* [Dataset content]
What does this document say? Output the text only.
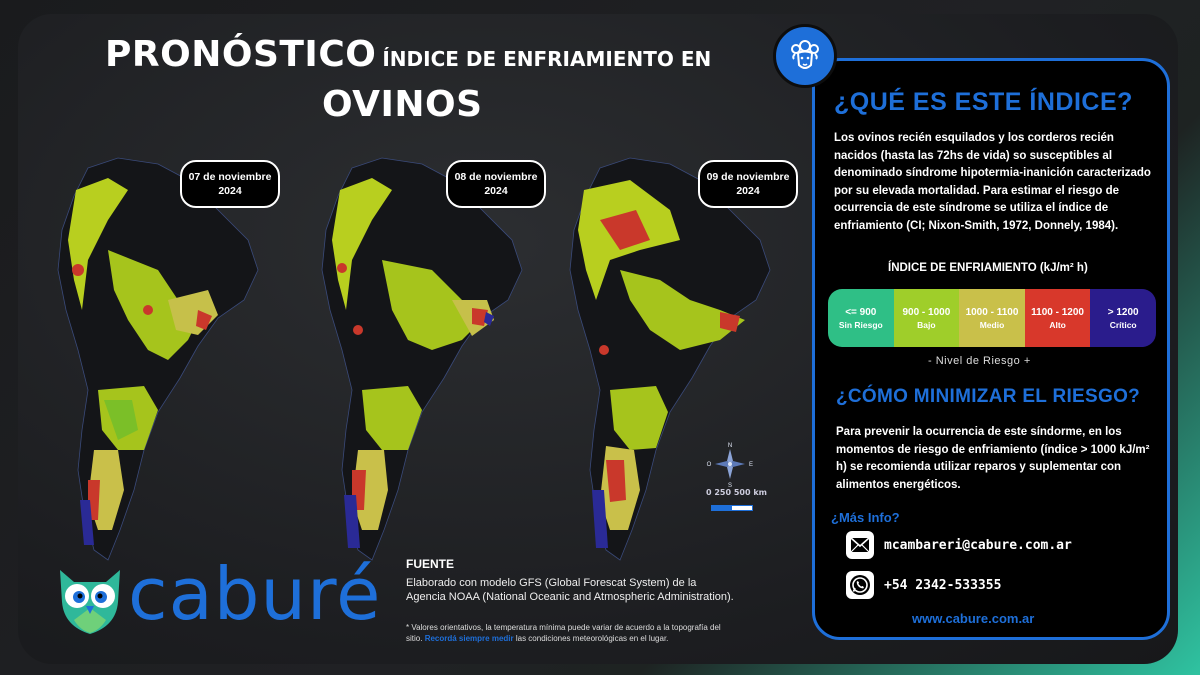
PRONÓSTICO ÍNDICE DE ENFRIAMIENTO EN
OVINOS
07 de noviembre
2024
08 de noviembre
2024
09 de noviembre
2024
N
S
E
O
0 250 500 km
¿QUÉ ES ESTE ÍNDICE?
Los ovinos recién esquilados y los corderos recién nacidos (hasta las 72hs de vida) so susceptibles al denominado síndrome hipotermia-inanición caracterizado por su elevada mortalidad. Para estimar el riesgo de ocurrencia de este síndrome se utiliza el índice de enfriamiento (CI; Nixon-Smith, 1972, Donnely, 1984).
ÍNDICE DE ENFRIAMIENTO (kJ/m² h)
<= 900
Sin Riesgo
900 - 1000
Bajo
1000 - 1100
Medio
1100 - 1200
Alto
> 1200
Crítico
- Nivel de Riesgo +
¿CÓMO MINIMIZAR EL RIESGO?
Para prevenir la ocurrencia de este síndorme, en los momentos de riesgo de enfriamiento (índice > 1000 kJ/m² h) se recomienda utilizar reparos y suplementar con alimentos energéticos.
¿Más Info?
mcambareri@cabure.com.ar
+54 2342-533355
www.cabure.com.ar
caburé FUENTE
Elaborado con modelo GFS (Global Forescat System) de la Agencia NOAA (National Oceanic and Atmospheric Administration).
* Valores orientativos, la temperatura mínima puede variar de acuerdo a la topografía del sitio. Recordá siempre medir las condiciones meteorológicas en el lugar.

* [Task details] From start to finish, output the listing exactly, but omit its pictures.

* [Response to the exercise]
What does this document say? Output the text only.
PRONÓSTICO ÍNDICE DE ENFRIAMIENTO EN
OVINOS
07 de noviembre
2024
08 de noviembre
2024
09 de noviembre
2024
N
S
E
O
0 250 500 km
¿QUÉ ES ESTE ÍNDICE?
Los ovinos recién esquilados y los corderos recién nacidos (hasta las 72hs de vida) so susceptibles al denominado síndrome hipotermia-inanición caracterizado por su elevada mortalidad. Para estimar el riesgo de ocurrencia de este síndrome se utiliza el índice de enfriamiento (CI; Nixon-Smith, 1972, Donnely, 1984).
ÍNDICE DE ENFRIAMIENTO (kJ/m² h)
<= 900
Sin Riesgo
900 - 1000
Bajo
1000 - 1100
Medio
1100 - 1200
Alto
> 1200
Crítico
- Nivel de Riesgo +
¿CÓMO MINIMIZAR EL RIESGO?
Para prevenir la ocurrencia de este síndorme, en los momentos de riesgo de enfriamiento (índice > 1000 kJ/m² h) se recomienda utilizar reparos y suplementar con alimentos energéticos.
¿Más Info?
mcambareri@cabure.com.ar
+54 2342-533355
www.cabure.com.ar
caburé FUENTE
Elaborado con modelo GFS (Global Forescat System) de la Agencia NOAA (National Oceanic and Atmospheric Administration).
* Valores orientativos, la temperatura mínima puede variar de acuerdo a la topografía del sitio. Recordá siempre medir las condiciones meteorológicas en el lugar.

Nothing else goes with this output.